## Records
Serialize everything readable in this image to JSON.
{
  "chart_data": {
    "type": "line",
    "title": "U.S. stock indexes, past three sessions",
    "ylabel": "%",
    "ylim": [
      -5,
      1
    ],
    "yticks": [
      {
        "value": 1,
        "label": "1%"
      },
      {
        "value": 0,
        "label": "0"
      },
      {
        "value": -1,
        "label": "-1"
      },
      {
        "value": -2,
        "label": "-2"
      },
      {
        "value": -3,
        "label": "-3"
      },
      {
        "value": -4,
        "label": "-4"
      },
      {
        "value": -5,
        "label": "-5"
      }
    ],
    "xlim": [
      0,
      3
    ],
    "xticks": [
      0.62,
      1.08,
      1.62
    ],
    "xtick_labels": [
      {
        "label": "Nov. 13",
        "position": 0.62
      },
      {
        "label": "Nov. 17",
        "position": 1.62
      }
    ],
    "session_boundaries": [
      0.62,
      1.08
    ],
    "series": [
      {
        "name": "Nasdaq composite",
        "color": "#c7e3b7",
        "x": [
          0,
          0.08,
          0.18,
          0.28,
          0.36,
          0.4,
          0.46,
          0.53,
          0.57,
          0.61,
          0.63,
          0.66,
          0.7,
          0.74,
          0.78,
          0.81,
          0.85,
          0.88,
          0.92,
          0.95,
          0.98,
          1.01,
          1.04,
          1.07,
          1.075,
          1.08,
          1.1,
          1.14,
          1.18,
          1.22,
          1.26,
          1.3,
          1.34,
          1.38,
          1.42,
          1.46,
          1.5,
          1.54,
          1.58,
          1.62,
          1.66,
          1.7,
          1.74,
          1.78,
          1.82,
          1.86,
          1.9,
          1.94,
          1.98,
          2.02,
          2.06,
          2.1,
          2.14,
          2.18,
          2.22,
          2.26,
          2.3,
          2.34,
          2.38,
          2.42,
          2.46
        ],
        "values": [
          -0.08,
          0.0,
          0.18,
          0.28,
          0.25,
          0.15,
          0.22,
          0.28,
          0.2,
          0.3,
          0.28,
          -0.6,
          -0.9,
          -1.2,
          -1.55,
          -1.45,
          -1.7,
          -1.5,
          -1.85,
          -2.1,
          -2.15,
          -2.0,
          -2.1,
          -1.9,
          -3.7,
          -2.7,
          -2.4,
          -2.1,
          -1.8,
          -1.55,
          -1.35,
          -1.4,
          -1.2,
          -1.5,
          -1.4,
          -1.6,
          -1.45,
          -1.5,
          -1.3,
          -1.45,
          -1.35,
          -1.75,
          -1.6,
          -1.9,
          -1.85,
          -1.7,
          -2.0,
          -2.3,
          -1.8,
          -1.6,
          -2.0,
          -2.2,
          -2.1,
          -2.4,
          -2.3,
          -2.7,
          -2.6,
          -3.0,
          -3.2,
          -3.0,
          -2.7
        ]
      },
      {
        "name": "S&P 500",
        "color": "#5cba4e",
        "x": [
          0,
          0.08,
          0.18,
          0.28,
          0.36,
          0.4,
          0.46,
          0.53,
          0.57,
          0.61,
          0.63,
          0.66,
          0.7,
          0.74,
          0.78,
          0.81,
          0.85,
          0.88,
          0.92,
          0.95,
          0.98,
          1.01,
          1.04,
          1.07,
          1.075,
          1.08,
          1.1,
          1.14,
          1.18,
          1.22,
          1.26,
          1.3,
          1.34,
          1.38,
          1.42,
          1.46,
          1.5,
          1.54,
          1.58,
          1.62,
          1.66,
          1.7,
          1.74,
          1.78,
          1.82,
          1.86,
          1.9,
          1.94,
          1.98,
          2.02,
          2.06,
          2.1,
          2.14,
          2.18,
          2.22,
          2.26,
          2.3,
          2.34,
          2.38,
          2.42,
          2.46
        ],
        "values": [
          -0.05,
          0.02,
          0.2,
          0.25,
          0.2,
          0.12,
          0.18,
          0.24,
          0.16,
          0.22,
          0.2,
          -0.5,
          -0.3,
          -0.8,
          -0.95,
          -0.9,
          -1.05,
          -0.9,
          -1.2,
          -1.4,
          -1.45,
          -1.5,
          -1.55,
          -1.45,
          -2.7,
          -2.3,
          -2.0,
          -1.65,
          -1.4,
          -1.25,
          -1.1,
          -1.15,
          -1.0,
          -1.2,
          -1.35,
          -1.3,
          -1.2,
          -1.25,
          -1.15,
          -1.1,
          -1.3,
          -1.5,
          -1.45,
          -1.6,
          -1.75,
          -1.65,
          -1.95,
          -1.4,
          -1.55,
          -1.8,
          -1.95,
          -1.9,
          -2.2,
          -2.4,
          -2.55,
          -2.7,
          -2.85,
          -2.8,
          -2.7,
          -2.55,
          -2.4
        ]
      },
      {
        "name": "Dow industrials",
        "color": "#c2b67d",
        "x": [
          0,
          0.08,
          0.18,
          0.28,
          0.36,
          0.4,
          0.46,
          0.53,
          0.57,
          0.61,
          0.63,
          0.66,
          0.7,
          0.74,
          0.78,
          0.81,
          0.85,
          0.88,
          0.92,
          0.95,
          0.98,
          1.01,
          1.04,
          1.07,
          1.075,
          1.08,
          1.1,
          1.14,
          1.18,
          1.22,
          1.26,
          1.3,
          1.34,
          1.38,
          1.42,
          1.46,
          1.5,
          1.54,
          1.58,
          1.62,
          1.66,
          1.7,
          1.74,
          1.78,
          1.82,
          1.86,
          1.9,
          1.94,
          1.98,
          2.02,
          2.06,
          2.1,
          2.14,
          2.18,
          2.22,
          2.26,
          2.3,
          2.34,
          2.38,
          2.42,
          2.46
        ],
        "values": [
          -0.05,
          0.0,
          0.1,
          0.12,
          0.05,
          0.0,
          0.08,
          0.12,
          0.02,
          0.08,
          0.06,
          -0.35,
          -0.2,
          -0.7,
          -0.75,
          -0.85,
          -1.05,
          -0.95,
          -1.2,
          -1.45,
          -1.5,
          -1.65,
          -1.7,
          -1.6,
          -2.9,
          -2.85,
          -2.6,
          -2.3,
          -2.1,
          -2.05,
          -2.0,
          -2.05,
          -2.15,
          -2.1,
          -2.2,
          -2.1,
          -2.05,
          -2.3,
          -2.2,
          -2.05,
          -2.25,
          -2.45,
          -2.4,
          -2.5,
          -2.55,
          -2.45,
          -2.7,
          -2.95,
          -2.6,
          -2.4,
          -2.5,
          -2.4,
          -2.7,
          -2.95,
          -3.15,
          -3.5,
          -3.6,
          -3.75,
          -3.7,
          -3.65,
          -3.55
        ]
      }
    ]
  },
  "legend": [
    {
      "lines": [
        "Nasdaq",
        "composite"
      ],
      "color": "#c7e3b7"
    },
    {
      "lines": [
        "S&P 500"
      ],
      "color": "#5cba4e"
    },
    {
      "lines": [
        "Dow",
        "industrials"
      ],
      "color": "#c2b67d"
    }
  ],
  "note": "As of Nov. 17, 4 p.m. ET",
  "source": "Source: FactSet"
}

## Directive
Write the listing out again, exactly as shown above.

## Answer to this problem
Serialize everything readable in this image to JSON.
{
  "chart_data": {
    "type": "line",
    "title": "U.S. stock indexes, past three sessions",
    "ylabel": "%",
    "ylim": [
      -5,
      1
    ],
    "yticks": [
      {
        "value": 1,
        "label": "1%"
      },
      {
        "value": 0,
        "label": "0"
      },
      {
        "value": -1,
        "label": "-1"
      },
      {
        "value": -2,
        "label": "-2"
      },
      {
        "value": -3,
        "label": "-3"
      },
      {
        "value": -4,
        "label": "-4"
      },
      {
        "value": -5,
        "label": "-5"
      }
    ],
    "xlim": [
      0,
      3
    ],
    "xticks": [
      0.62,
      1.08,
      1.62
    ],
    "xtick_labels": [
      {
        "label": "Nov. 13",
        "position": 0.62
      },
      {
        "label": "Nov. 17",
        "position": 1.62
      }
    ],
    "session_boundaries": [
      0.62,
      1.08
    ],
    "series": [
      {
        "name": "Nasdaq composite",
        "color": "#c7e3b7",
        "x": [
          0,
          0.08,
          0.18,
          0.28,
          0.36,
          0.4,
          0.46,
          0.53,
          0.57,
          0.61,
          0.63,
          0.66,
          0.7,
          0.74,
          0.78,
          0.81,
          0.85,
          0.88,
          0.92,
          0.95,
          0.98,
          1.01,
          1.04,
          1.07,
          1.075,
          1.08,
          1.1,
          1.14,
          1.18,
          1.22,
          1.26,
          1.3,
          1.34,
          1.38,
          1.42,
          1.46,
          1.5,
          1.54,
          1.58,
          1.62,
          1.66,
          1.7,
          1.74,
          1.78,
          1.82,
          1.86,
          1.9,
          1.94,
          1.98,
          2.02,
          2.06,
          2.1,
          2.14,
          2.18,
          2.22,
          2.26,
          2.3,
          2.34,
          2.38,
          2.42,
          2.46
        ],
        "values": [
          -0.08,
          0.0,
          0.18,
          0.28,
          0.25,
          0.15,
          0.22,
          0.28,
          0.2,
          0.3,
          0.28,
          -0.6,
          -0.9,
          -1.2,
          -1.55,
          -1.45,
          -1.7,
          -1.5,
          -1.85,
          -2.1,
          -2.15,
          -2.0,
          -2.1,
          -1.9,
          -3.7,
          -2.7,
          -2.4,
          -2.1,
          -1.8,
          -1.55,
          -1.35,
          -1.4,
          -1.2,
          -1.5,
          -1.4,
          -1.6,
          -1.45,
          -1.5,
          -1.3,
          -1.45,
          -1.35,
          -1.75,
          -1.6,
          -1.9,
          -1.85,
          -1.7,
          -2.0,
          -2.3,
          -1.8,
          -1.6,
          -2.0,
          -2.2,
          -2.1,
          -2.4,
          -2.3,
          -2.7,
          -2.6,
          -3.0,
          -3.2,
          -3.0,
          -2.7
        ]
      },
      {
        "name": "S&P 500",
        "color": "#5cba4e",
        "x": [
          0,
          0.08,
          0.18,
          0.28,
          0.36,
          0.4,
          0.46,
          0.53,
          0.57,
          0.61,
          0.63,
          0.66,
          0.7,
          0.74,
          0.78,
          0.81,
          0.85,
          0.88,
          0.92,
          0.95,
          0.98,
          1.01,
          1.04,
          1.07,
          1.075,
          1.08,
          1.1,
          1.14,
          1.18,
          1.22,
          1.26,
          1.3,
          1.34,
          1.38,
          1.42,
          1.46,
          1.5,
          1.54,
          1.58,
          1.62,
          1.66,
          1.7,
          1.74,
          1.78,
          1.82,
          1.86,
          1.9,
          1.94,
          1.98,
          2.02,
          2.06,
          2.1,
          2.14,
          2.18,
          2.22,
          2.26,
          2.3,
          2.34,
          2.38,
          2.42,
          2.46
        ],
        "values": [
          -0.05,
          0.02,
          0.2,
          0.25,
          0.2,
          0.12,
          0.18,
          0.24,
          0.16,
          0.22,
          0.2,
          -0.5,
          -0.3,
          -0.8,
          -0.95,
          -0.9,
          -1.05,
          -0.9,
          -1.2,
          -1.4,
          -1.45,
          -1.5,
          -1.55,
          -1.45,
          -2.7,
          -2.3,
          -2.0,
          -1.65,
          -1.4,
          -1.25,
          -1.1,
          -1.15,
          -1.0,
          -1.2,
          -1.35,
          -1.3,
          -1.2,
          -1.25,
          -1.15,
          -1.1,
          -1.3,
          -1.5,
          -1.45,
          -1.6,
          -1.75,
          -1.65,
          -1.95,
          -1.4,
          -1.55,
          -1.8,
          -1.95,
          -1.9,
          -2.2,
          -2.4,
          -2.55,
          -2.7,
          -2.85,
          -2.8,
          -2.7,
          -2.55,
          -2.4
        ]
      },
      {
        "name": "Dow industrials",
        "color": "#c2b67d",
        "x": [
          0,
          0.08,
          0.18,
          0.28,
          0.36,
          0.4,
          0.46,
          0.53,
          0.57,
          0.61,
          0.63,
          0.66,
          0.7,
          0.74,
          0.78,
          0.81,
          0.85,
          0.88,
          0.92,
          0.95,
          0.98,
          1.01,
          1.04,
          1.07,
          1.075,
          1.08,
          1.1,
          1.14,
          1.18,
          1.22,
          1.26,
          1.3,
          1.34,
          1.38,
          1.42,
          1.46,
          1.5,
          1.54,
          1.58,
          1.62,
          1.66,
          1.7,
          1.74,
          1.78,
          1.82,
          1.86,
          1.9,
          1.94,
          1.98,
          2.02,
          2.06,
          2.1,
          2.14,
          2.18,
          2.22,
          2.26,
          2.3,
          2.34,
          2.38,
          2.42,
          2.46
        ],
        "values": [
          -0.05,
          0.0,
          0.1,
          0.12,
          0.05,
          0.0,
          0.08,
          0.12,
          0.02,
          0.08,
          0.06,
          -0.35,
          -0.2,
          -0.7,
          -0.75,
          -0.85,
          -1.05,
          -0.95,
          -1.2,
          -1.45,
          -1.5,
          -1.65,
          -1.7,
          -1.6,
          -2.9,
          -2.85,
          -2.6,
          -2.3,
          -2.1,
          -2.05,
          -2.0,
          -2.05,
          -2.15,
          -2.1,
          -2.2,
          -2.1,
          -2.05,
          -2.3,
          -2.2,
          -2.05,
          -2.25,
          -2.45,
          -2.4,
          -2.5,
          -2.55,
          -2.45,
          -2.7,
          -2.95,
          -2.6,
          -2.4,
          -2.5,
          -2.4,
          -2.7,
          -2.95,
          -3.15,
          -3.5,
          -3.6,
          -3.75,
          -3.7,
          -3.65,
          -3.55
        ]
      }
    ]
  },
  "legend": [
    {
      "lines": [
        "Nasdaq",
        "composite"
      ],
      "color": "#c7e3b7"
    },
    {
      "lines": [
        "S&P 500"
      ],
      "color": "#5cba4e"
    },
    {
      "lines": [
        "Dow",
        "industrials"
      ],
      "color": "#c2b67d"
    }
  ],
  "note": "As of Nov. 17, 4 p.m. ET",
  "source": "Source: FactSet"
}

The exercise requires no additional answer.